Return the whole listing, keeping every character the same.

— START OF RAW DATA —

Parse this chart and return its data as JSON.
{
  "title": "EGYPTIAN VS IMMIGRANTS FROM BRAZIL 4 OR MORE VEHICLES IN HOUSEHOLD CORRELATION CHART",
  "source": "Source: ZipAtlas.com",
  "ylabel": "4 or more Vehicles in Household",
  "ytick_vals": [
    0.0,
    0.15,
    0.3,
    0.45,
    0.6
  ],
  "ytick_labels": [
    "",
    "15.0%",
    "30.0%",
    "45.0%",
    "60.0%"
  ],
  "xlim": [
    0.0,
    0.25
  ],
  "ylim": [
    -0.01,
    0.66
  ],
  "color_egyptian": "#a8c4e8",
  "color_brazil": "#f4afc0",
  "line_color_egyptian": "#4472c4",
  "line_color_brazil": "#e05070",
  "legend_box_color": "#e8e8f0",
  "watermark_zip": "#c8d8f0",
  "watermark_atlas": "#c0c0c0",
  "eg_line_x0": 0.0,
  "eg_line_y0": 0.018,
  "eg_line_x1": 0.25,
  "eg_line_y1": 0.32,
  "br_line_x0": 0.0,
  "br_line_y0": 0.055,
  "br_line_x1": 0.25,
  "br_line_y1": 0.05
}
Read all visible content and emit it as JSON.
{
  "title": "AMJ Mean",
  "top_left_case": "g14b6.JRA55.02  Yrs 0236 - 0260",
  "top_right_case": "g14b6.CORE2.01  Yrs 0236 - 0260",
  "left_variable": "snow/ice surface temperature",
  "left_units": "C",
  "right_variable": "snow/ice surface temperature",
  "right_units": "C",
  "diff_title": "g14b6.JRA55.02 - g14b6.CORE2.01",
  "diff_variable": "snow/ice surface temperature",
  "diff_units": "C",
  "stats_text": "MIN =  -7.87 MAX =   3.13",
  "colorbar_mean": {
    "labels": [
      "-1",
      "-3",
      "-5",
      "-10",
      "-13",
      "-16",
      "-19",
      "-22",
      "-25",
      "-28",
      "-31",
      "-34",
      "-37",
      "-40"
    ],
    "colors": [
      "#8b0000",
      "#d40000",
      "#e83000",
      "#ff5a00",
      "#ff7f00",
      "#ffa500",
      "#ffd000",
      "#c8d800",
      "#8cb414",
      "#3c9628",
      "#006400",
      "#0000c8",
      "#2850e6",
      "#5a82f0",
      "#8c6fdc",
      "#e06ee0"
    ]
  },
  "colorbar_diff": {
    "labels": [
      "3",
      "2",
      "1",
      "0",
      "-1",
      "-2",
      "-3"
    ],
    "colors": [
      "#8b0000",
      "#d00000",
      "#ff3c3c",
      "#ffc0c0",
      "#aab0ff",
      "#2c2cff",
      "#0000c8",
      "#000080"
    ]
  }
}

— END OF RAW DATA —

**FINISHED ANSWER**
Parse this chart and return its data as JSON.
{
  "title": "EGYPTIAN VS IMMIGRANTS FROM BRAZIL 4 OR MORE VEHICLES IN HOUSEHOLD CORRELATION CHART",
  "source": "Source: ZipAtlas.com",
  "ylabel": "4 or more Vehicles in Household",
  "ytick_vals": [
    0.0,
    0.15,
    0.3,
    0.45,
    0.6
  ],
  "ytick_labels": [
    "",
    "15.0%",
    "30.0%",
    "45.0%",
    "60.0%"
  ],
  "xlim": [
    0.0,
    0.25
  ],
  "ylim": [
    -0.01,
    0.66
  ],
  "color_egyptian": "#a8c4e8",
  "color_brazil": "#f4afc0",
  "line_color_egyptian": "#4472c4",
  "line_color_brazil": "#e05070",
  "legend_box_color": "#e8e8f0",
  "watermark_zip": "#c8d8f0",
  "watermark_atlas": "#c0c0c0",
  "eg_line_x0": 0.0,
  "eg_line_y0": 0.018,
  "eg_line_x1": 0.25,
  "eg_line_y1": 0.32,
  "br_line_x0": 0.0,
  "br_line_y0": 0.055,
  "br_line_x1": 0.25,
  "br_line_y1": 0.05
}
Read all visible content and emit it as JSON.
{
  "title": "AMJ Mean",
  "top_left_case": "g14b6.JRA55.02  Yrs 0236 - 0260",
  "top_right_case": "g14b6.CORE2.01  Yrs 0236 - 0260",
  "left_variable": "snow/ice surface temperature",
  "left_units": "C",
  "right_variable": "snow/ice surface temperature",
  "right_units": "C",
  "diff_title": "g14b6.JRA55.02 - g14b6.CORE2.01",
  "diff_variable": "snow/ice surface temperature",
  "diff_units": "C",
  "stats_text": "MIN =  -7.87 MAX =   3.13",
  "colorbar_mean": {
    "labels": [
      "-1",
      "-3",
      "-5",
      "-10",
      "-13",
      "-16",
      "-19",
      "-22",
      "-25",
      "-28",
      "-31",
      "-34",
      "-37",
      "-40"
    ],
    "colors": [
      "#8b0000",
      "#d40000",
      "#e83000",
      "#ff5a00",
      "#ff7f00",
      "#ffa500",
      "#ffd000",
      "#c8d800",
      "#8cb414",
      "#3c9628",
      "#006400",
      "#0000c8",
      "#2850e6",
      "#5a82f0",
      "#8c6fdc",
      "#e06ee0"
    ]
  },
  "colorbar_diff": {
    "labels": [
      "3",
      "2",
      "1",
      "0",
      "-1",
      "-2",
      "-3"
    ],
    "colors": [
      "#8b0000",
      "#d00000",
      "#ff3c3c",
      "#ffc0c0",
      "#aab0ff",
      "#2c2cff",
      "#0000c8",
      "#000080"
    ]
  }
}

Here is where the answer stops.